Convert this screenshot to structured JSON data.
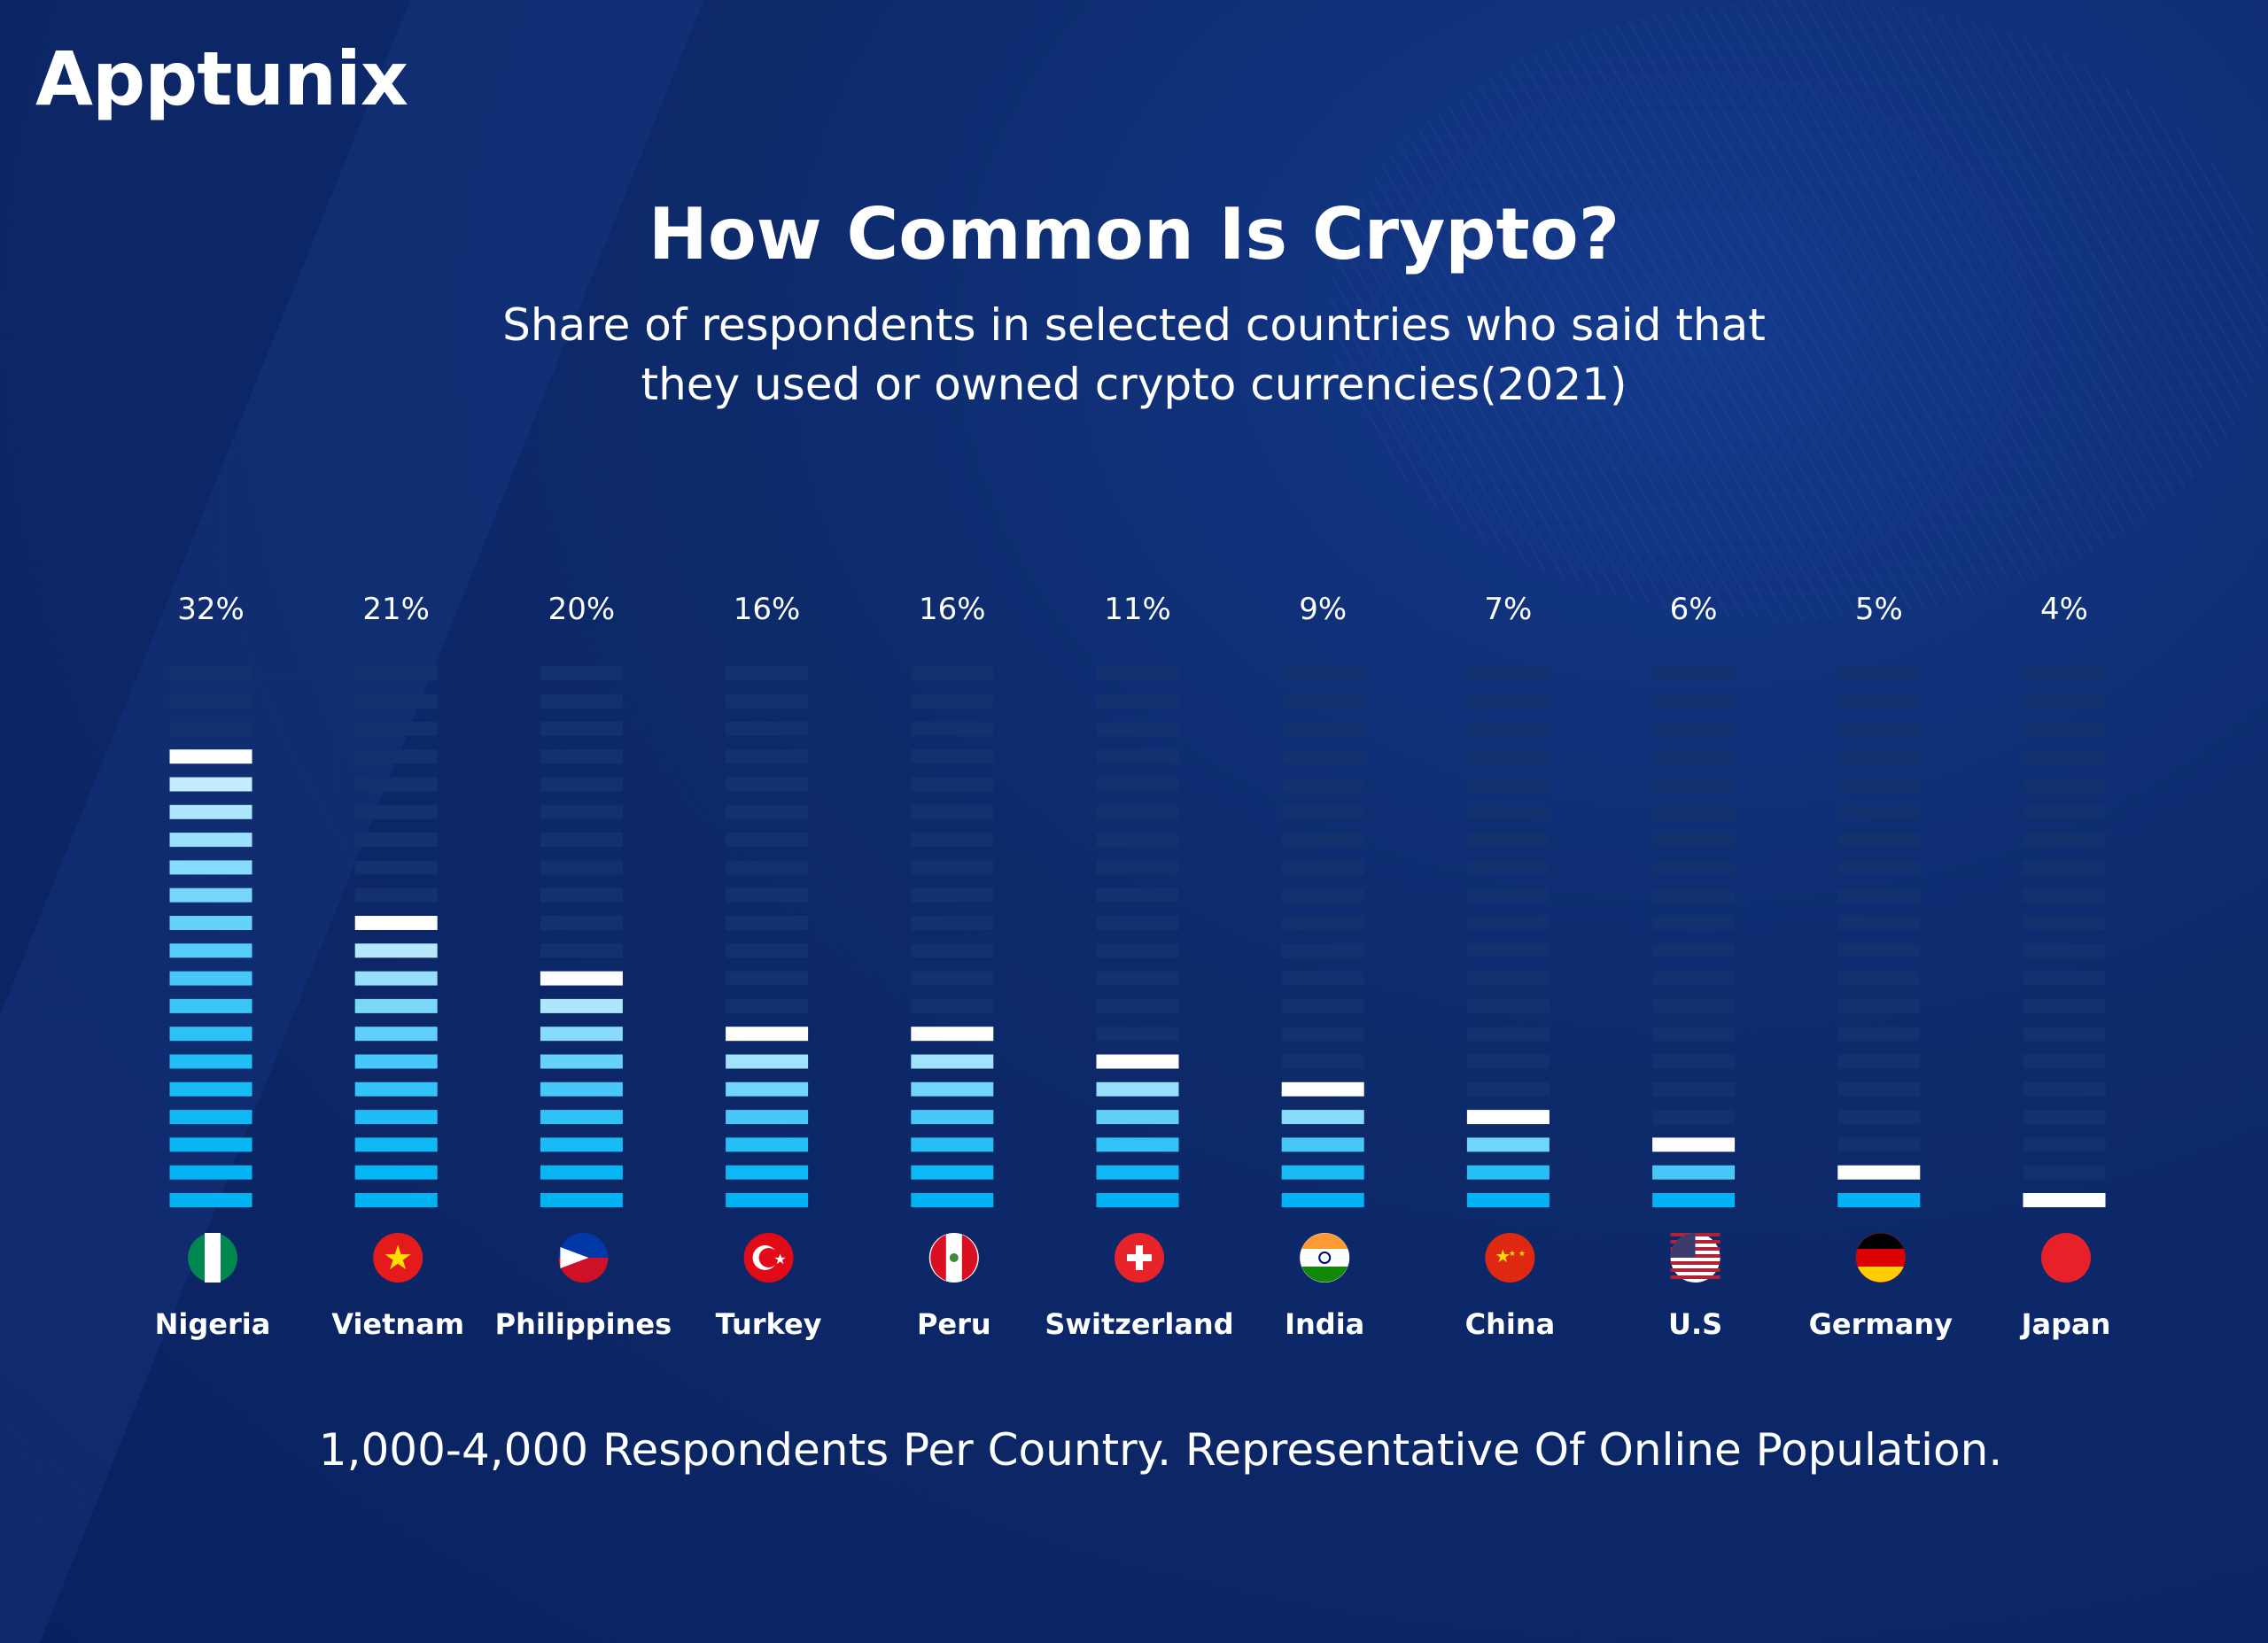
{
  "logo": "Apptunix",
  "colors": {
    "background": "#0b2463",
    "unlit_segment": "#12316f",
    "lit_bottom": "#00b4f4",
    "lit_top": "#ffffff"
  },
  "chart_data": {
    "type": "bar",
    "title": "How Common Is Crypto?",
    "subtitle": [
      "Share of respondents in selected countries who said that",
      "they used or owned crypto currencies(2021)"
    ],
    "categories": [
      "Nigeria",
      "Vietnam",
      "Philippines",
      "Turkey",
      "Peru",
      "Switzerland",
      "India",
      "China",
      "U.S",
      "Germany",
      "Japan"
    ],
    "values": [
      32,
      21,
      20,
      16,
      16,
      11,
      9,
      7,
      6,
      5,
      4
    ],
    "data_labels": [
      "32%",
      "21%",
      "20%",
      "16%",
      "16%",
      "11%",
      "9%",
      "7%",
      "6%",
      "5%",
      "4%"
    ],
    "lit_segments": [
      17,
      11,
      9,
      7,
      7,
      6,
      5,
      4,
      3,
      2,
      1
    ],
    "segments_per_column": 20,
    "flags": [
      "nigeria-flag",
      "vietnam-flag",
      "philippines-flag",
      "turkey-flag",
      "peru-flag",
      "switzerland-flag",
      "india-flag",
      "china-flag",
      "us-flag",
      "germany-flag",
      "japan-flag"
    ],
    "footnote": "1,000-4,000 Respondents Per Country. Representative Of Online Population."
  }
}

----------------------------------------

■ **Your instructions**
Quote the entries above word for word. Leave the images out.

■ **Answer**
Convert this screenshot to structured JSON data.
{
  "logo": "Apptunix",
  "colors": {
    "background": "#0b2463",
    "unlit_segment": "#12316f",
    "lit_bottom": "#00b4f4",
    "lit_top": "#ffffff"
  },
  "chart_data": {
    "type": "bar",
    "title": "How Common Is Crypto?",
    "subtitle": [
      "Share of respondents in selected countries who said that",
      "they used or owned crypto currencies(2021)"
    ],
    "categories": [
      "Nigeria",
      "Vietnam",
      "Philippines",
      "Turkey",
      "Peru",
      "Switzerland",
      "India",
      "China",
      "U.S",
      "Germany",
      "Japan"
    ],
    "values": [
      32,
      21,
      20,
      16,
      16,
      11,
      9,
      7,
      6,
      5,
      4
    ],
    "data_labels": [
      "32%",
      "21%",
      "20%",
      "16%",
      "16%",
      "11%",
      "9%",
      "7%",
      "6%",
      "5%",
      "4%"
    ],
    "lit_segments": [
      17,
      11,
      9,
      7,
      7,
      6,
      5,
      4,
      3,
      2,
      1
    ],
    "segments_per_column": 20,
    "flags": [
      "nigeria-flag",
      "vietnam-flag",
      "philippines-flag",
      "turkey-flag",
      "peru-flag",
      "switzerland-flag",
      "india-flag",
      "china-flag",
      "us-flag",
      "germany-flag",
      "japan-flag"
    ],
    "footnote": "1,000-4,000 Respondents Per Country. Representative Of Online Population."
  }
}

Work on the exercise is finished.